→ THE TASKS
1. Return the passage on open adoption word for word, from "The extent of" up to and including "Pleasant Hill, Calif.".
2. Pick up the passage on open adoption after its final sentence and carry it forward.

→ DOCUMENT EXTRACT
---
In increasing numbers, those adopted today not only know
the identity of their birth parents but, with their adoptive
parents' blessing, often maintain a relationship with them. The
majority of domestic adoptions, experts in the field say, now
feature some degree of openness. 

The extent of the openness varies greatly. At the low end,
the birth and adoptive parents merely know one another's first
names and exchange information through a third party. At the
high end, it is the sort of arrangement maintained by the
Claytons and Grimes-Tenney, the "family Thanksgiving dinner"
model, as one adoption agency director calls it. In this
category, she said, "the West Coast is probably 5 to 10 years
ahead of the East Coast." 

The term "openness" is, "unfortunately, a scare word that
sounds like some crazy thing . . . like 'open marriage,' " said
Bruce M. Rappaport, executive director of the Independent
Adoption Center, an agency based in Pleasant Hill, Calif. 
"For years, we tried to call it 'normalized' adoption
because it means approaching adoption the same way you do
the regular part of your life," he said. "Open adoption makes
adoption normal. As in the rest of our society, secrecy and
shame are avoided unless absolutely necessary." 

The trend "is not so far apart from the communal living"
embraced by many cultures and "fits what other societies do,
where there is no nuclear family," said Yale University
child-development specialist Edward Zigler. 
Before secrecy laws, many of which date to the 1940s,
"most adoptions were done within people's own families or
with someone close by in the church or community,"
---
→ LISTED RECORDS
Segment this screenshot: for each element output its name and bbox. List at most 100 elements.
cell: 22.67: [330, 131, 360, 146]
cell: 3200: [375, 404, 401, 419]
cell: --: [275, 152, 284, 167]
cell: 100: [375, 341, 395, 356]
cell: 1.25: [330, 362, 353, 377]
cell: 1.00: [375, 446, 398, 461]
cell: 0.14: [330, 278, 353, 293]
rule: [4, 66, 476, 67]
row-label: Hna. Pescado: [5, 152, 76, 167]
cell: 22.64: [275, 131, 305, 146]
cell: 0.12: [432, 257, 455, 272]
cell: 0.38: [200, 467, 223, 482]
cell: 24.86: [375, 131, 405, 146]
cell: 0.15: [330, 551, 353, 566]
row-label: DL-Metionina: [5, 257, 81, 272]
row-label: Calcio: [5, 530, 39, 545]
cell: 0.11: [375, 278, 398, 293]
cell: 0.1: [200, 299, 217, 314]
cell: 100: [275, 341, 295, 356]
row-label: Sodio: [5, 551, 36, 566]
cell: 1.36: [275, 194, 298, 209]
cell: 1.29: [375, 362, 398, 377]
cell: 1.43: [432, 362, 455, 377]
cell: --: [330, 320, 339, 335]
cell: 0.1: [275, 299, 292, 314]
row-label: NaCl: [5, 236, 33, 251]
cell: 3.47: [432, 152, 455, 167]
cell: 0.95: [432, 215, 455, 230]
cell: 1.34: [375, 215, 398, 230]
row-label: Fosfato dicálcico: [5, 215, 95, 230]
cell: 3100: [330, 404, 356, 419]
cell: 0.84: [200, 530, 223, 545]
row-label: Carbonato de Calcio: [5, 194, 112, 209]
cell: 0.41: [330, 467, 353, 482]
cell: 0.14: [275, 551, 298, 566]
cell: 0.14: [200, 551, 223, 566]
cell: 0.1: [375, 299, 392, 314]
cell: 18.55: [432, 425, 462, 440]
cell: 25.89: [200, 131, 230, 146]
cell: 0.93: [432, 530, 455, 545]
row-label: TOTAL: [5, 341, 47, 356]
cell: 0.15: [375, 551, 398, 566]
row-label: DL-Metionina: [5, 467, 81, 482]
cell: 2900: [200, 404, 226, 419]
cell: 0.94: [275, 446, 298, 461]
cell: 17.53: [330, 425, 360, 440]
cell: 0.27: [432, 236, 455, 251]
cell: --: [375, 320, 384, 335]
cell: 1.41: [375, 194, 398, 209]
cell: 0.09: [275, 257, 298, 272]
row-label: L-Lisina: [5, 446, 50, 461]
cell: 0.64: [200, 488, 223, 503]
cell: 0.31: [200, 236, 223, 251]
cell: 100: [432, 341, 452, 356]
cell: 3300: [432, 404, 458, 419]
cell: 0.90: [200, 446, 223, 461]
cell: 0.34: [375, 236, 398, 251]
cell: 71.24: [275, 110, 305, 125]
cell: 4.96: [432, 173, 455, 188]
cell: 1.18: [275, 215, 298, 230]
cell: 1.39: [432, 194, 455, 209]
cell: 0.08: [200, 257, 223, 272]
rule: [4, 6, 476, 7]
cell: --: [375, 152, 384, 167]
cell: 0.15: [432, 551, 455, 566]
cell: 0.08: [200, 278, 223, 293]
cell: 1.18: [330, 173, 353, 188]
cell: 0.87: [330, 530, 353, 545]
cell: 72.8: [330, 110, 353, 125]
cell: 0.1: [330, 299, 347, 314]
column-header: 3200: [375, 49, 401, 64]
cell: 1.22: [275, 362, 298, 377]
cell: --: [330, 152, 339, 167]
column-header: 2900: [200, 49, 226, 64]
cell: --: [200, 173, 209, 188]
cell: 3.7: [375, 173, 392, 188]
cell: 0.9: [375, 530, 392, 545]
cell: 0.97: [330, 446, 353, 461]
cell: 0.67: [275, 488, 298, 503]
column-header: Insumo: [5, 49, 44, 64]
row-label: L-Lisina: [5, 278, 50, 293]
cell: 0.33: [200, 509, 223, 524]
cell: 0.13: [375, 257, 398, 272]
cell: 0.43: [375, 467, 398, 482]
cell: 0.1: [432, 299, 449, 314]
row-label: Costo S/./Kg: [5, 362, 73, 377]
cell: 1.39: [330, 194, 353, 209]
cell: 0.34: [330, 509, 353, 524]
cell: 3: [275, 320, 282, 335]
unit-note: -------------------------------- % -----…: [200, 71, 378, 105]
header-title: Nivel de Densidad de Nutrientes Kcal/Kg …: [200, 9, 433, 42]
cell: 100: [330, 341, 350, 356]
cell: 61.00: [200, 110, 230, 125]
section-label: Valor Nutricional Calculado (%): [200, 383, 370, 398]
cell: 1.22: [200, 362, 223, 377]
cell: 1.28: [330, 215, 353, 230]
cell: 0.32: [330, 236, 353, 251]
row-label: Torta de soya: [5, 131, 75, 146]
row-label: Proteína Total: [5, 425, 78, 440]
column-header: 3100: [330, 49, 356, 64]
---
→ TASK ANSWERS
1.
The extent of the openness varies greatly. At the low end,
the birth and adoptive parents merely know one another's first
names and exchange information through a third party. At the
high end, it is the sort of arrangement maintained by the
Claytons and Grimes-Tenney, the "family Thanksgiving dinner"
model, as one adoption agency director calls it. In this
category, she said, "the West Coast is probably 5 to 10 years
ahead of the East Coast." 

The term "openness" is, "unfortunately, a scare word that
sounds like some crazy thing . . . like 'open marriage,' " said
Bruce M. Rappaport, executive director of the Independent
Adoption Center, an agency based in Pleasant Hill, Calif.

2.
Rappaport said. "Everyone did know everyone else, and they
were, in fact, open adoptions, although they weren't called
that." 

The new wave of openness began after adults who had
been adopted as children initiated searches and legal battles,
seeking to find the missing pieces of their lives. Experts now
recognize that adopted children are often vulnerable to
emotional and psychological damage if they grow up denied
this information.
 
"Adoptees came out of the closet, just like many other
groups in society--gays, single parents--that didn't fit into the
'50s, and said they weren't going to suffer in silence anymore,"
an agency director said. 

Also, the growing incidence of special-needs adoptions,
which typically involve the placement of older children "who
know where they come from," showed that "the sky didn't fall
in," said Ann Sullivan, adoption program director for the Child
Welfare League of America. 

"Initially, I had some great concerns about the concept of
open adoption. I was very uncomfortable with it," Sullivan said.
"But now I'm very supportive." 

Experts recommend extensive counseling in advance so
that the limits of the arrangements are well defined. No matter
how well the ground is prepared, however, there can be
tremors along the way. 

"It's like getting a set of in-laws," Sullivan said. "Some of us
love our in-laws, and others grit their teeth and communicate
only at Christmas." 

Grimes-Tenney, the birth mother of David and Tori, admits
to a few rough spots in her relationship with Price and Clayton.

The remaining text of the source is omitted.